===== LISTING =====

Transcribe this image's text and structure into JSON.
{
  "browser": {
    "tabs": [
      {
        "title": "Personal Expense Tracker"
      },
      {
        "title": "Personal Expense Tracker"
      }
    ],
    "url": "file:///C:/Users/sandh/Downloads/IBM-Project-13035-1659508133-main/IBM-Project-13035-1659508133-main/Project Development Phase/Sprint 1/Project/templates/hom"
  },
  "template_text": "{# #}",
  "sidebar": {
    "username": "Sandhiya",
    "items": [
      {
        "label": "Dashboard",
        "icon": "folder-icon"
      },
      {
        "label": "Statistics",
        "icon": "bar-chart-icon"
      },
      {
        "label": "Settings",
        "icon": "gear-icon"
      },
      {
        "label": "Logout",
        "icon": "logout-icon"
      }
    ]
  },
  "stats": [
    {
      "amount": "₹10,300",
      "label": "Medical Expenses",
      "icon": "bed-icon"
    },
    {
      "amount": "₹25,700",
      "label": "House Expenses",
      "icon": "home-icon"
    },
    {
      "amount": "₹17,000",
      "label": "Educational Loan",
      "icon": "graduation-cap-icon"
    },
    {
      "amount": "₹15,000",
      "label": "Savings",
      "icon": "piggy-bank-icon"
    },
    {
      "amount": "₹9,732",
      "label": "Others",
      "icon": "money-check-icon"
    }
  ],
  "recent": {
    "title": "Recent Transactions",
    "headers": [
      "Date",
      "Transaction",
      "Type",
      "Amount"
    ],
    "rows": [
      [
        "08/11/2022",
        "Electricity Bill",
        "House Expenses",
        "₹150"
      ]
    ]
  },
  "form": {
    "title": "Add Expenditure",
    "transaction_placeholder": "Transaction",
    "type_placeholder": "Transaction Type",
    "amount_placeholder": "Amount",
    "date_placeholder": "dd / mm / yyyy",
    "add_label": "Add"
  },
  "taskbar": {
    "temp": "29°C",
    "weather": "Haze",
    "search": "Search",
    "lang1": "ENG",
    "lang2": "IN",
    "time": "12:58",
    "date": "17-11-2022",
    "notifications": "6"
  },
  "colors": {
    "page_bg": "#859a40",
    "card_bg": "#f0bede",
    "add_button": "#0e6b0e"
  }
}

=====

→ **REQUIRED TASK**: Filter the listing for the word "title" and copy every line that holds it.

→ **RESPONSE TO THIS EXERCISE**:
        "title": "Personal Expense Tracker"
        "title": "Personal Expense Tracker"
    "title": "Recent Transactions",
    "title": "Add Expenditure",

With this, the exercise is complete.